## Work to complete
Write out the listing in full, matching it word for word.
──────
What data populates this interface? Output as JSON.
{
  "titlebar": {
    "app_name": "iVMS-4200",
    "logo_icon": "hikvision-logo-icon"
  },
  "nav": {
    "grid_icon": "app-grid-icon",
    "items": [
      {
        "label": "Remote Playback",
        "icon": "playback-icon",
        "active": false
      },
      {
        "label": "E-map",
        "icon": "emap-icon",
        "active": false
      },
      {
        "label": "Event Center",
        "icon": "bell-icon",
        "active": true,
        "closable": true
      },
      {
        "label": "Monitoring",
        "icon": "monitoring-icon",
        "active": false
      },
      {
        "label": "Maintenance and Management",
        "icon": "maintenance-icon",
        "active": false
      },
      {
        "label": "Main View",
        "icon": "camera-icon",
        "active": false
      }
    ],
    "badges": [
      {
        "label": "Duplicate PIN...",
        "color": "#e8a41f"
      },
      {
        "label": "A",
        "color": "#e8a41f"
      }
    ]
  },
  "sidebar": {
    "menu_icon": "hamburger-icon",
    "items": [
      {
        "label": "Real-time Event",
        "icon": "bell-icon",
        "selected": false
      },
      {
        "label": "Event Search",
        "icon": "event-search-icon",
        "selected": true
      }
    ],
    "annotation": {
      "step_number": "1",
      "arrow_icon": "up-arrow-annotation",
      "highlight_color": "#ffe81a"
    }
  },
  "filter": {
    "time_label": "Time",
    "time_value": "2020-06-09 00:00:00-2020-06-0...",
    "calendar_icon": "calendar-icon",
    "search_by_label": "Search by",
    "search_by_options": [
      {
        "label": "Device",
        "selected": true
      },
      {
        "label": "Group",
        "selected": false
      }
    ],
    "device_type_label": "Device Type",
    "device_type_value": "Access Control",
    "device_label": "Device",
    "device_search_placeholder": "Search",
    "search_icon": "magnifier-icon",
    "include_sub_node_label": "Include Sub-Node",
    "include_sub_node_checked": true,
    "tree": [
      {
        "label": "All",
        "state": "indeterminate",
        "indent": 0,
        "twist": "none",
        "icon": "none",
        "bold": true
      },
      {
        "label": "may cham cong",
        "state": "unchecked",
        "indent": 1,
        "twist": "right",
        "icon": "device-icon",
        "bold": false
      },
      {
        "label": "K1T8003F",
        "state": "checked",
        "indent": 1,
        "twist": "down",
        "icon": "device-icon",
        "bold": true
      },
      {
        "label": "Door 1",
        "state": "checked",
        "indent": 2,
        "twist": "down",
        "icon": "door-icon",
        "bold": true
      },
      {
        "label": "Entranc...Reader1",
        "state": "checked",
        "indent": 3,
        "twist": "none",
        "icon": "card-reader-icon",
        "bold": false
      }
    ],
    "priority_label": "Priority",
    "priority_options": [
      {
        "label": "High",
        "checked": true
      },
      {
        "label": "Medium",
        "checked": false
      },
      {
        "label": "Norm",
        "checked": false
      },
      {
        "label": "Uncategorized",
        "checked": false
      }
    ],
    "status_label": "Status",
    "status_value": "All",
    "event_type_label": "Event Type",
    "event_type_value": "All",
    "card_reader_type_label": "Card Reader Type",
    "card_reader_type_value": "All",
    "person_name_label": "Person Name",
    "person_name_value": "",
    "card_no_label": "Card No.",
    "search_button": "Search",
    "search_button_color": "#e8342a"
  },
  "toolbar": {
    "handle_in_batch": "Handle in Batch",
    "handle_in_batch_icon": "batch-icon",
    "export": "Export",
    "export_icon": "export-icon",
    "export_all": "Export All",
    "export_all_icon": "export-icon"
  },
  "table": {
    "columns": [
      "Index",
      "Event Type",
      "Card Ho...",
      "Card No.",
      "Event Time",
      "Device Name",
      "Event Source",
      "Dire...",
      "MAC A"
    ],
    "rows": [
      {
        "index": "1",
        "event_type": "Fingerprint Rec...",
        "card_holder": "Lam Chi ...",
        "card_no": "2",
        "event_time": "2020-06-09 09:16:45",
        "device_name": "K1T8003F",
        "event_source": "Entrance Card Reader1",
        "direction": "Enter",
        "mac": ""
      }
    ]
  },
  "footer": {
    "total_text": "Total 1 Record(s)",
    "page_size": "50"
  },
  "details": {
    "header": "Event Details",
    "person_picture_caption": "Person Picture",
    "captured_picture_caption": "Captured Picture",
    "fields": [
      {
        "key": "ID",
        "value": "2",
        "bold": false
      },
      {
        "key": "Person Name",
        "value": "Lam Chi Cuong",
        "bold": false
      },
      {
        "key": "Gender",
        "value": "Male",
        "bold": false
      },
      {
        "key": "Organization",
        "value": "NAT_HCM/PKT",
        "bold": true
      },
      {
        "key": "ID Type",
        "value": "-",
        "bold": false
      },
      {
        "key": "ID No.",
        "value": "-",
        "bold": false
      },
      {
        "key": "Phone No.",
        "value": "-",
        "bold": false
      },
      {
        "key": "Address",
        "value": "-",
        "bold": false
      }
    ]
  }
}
──────
## Result of this exercise
What data populates this interface? Output as JSON.
{
  "titlebar": {
    "app_name": "iVMS-4200",
    "logo_icon": "hikvision-logo-icon"
  },
  "nav": {
    "grid_icon": "app-grid-icon",
    "items": [
      {
        "label": "Remote Playback",
        "icon": "playback-icon",
        "active": false
      },
      {
        "label": "E-map",
        "icon": "emap-icon",
        "active": false
      },
      {
        "label": "Event Center",
        "icon": "bell-icon",
        "active": true,
        "closable": true
      },
      {
        "label": "Monitoring",
        "icon": "monitoring-icon",
        "active": false
      },
      {
        "label": "Maintenance and Management",
        "icon": "maintenance-icon",
        "active": false
      },
      {
        "label": "Main View",
        "icon": "camera-icon",
        "active": false
      }
    ],
    "badges": [
      {
        "label": "Duplicate PIN...",
        "color": "#e8a41f"
      },
      {
        "label": "A",
        "color": "#e8a41f"
      }
    ]
  },
  "sidebar": {
    "menu_icon": "hamburger-icon",
    "items": [
      {
        "label": "Real-time Event",
        "icon": "bell-icon",
        "selected": false
      },
      {
        "label": "Event Search",
        "icon": "event-search-icon",
        "selected": true
      }
    ],
    "annotation": {
      "step_number": "1",
      "arrow_icon": "up-arrow-annotation",
      "highlight_color": "#ffe81a"
    }
  },
  "filter": {
    "time_label": "Time",
    "time_value": "2020-06-09 00:00:00-2020-06-0...",
    "calendar_icon": "calendar-icon",
    "search_by_label": "Search by",
    "search_by_options": [
      {
        "label": "Device",
        "selected": true
      },
      {
        "label": "Group",
        "selected": false
      }
    ],
    "device_type_label": "Device Type",
    "device_type_value": "Access Control",
    "device_label": "Device",
    "device_search_placeholder": "Search",
    "search_icon": "magnifier-icon",
    "include_sub_node_label": "Include Sub-Node",
    "include_sub_node_checked": true,
    "tree": [
      {
        "label": "All",
        "state": "indeterminate",
        "indent": 0,
        "twist": "none",
        "icon": "none",
        "bold": true
      },
      {
        "label": "may cham cong",
        "state": "unchecked",
        "indent": 1,
        "twist": "right",
        "icon": "device-icon",
        "bold": false
      },
      {
        "label": "K1T8003F",
        "state": "checked",
        "indent": 1,
        "twist": "down",
        "icon": "device-icon",
        "bold": true
      },
      {
        "label": "Door 1",
        "state": "checked",
        "indent": 2,
        "twist": "down",
        "icon": "door-icon",
        "bold": true
      },
      {
        "label": "Entranc...Reader1",
        "state": "checked",
        "indent": 3,
        "twist": "none",
        "icon": "card-reader-icon",
        "bold": false
      }
    ],
    "priority_label": "Priority",
    "priority_options": [
      {
        "label": "High",
        "checked": true
      },
      {
        "label": "Medium",
        "checked": false
      },
      {
        "label": "Norm",
        "checked": false
      },
      {
        "label": "Uncategorized",
        "checked": false
      }
    ],
    "status_label": "Status",
    "status_value": "All",
    "event_type_label": "Event Type",
    "event_type_value": "All",
    "card_reader_type_label": "Card Reader Type",
    "card_reader_type_value": "All",
    "person_name_label": "Person Name",
    "person_name_value": "",
    "card_no_label": "Card No.",
    "search_button": "Search",
    "search_button_color": "#e8342a"
  },
  "toolbar": {
    "handle_in_batch": "Handle in Batch",
    "handle_in_batch_icon": "batch-icon",
    "export": "Export",
    "export_icon": "export-icon",
    "export_all": "Export All",
    "export_all_icon": "export-icon"
  },
  "table": {
    "columns": [
      "Index",
      "Event Type",
      "Card Ho...",
      "Card No.",
      "Event Time",
      "Device Name",
      "Event Source",
      "Dire...",
      "MAC A"
    ],
    "rows": [
      {
        "index": "1",
        "event_type": "Fingerprint Rec...",
        "card_holder": "Lam Chi ...",
        "card_no": "2",
        "event_time": "2020-06-09 09:16:45",
        "device_name": "K1T8003F",
        "event_source": "Entrance Card Reader1",
        "direction": "Enter",
        "mac": ""
      }
    ]
  },
  "footer": {
    "total_text": "Total 1 Record(s)",
    "page_size": "50"
  },
  "details": {
    "header": "Event Details",
    "person_picture_caption": "Person Picture",
    "captured_picture_caption": "Captured Picture",
    "fields": [
      {
        "key": "ID",
        "value": "2",
        "bold": false
      },
      {
        "key": "Person Name",
        "value": "Lam Chi Cuong",
        "bold": false
      },
      {
        "key": "Gender",
        "value": "Male",
        "bold": false
      },
      {
        "key": "Organization",
        "value": "NAT_HCM/PKT",
        "bold": true
      },
      {
        "key": "ID Type",
        "value": "-",
        "bold": false
      },
      {
        "key": "ID No.",
        "value": "-",
        "bold": false
      },
      {
        "key": "Phone No.",
        "value": "-",
        "bold": false
      },
      {
        "key": "Address",
        "value": "-",
        "bold": false
      }
    ]
  }
}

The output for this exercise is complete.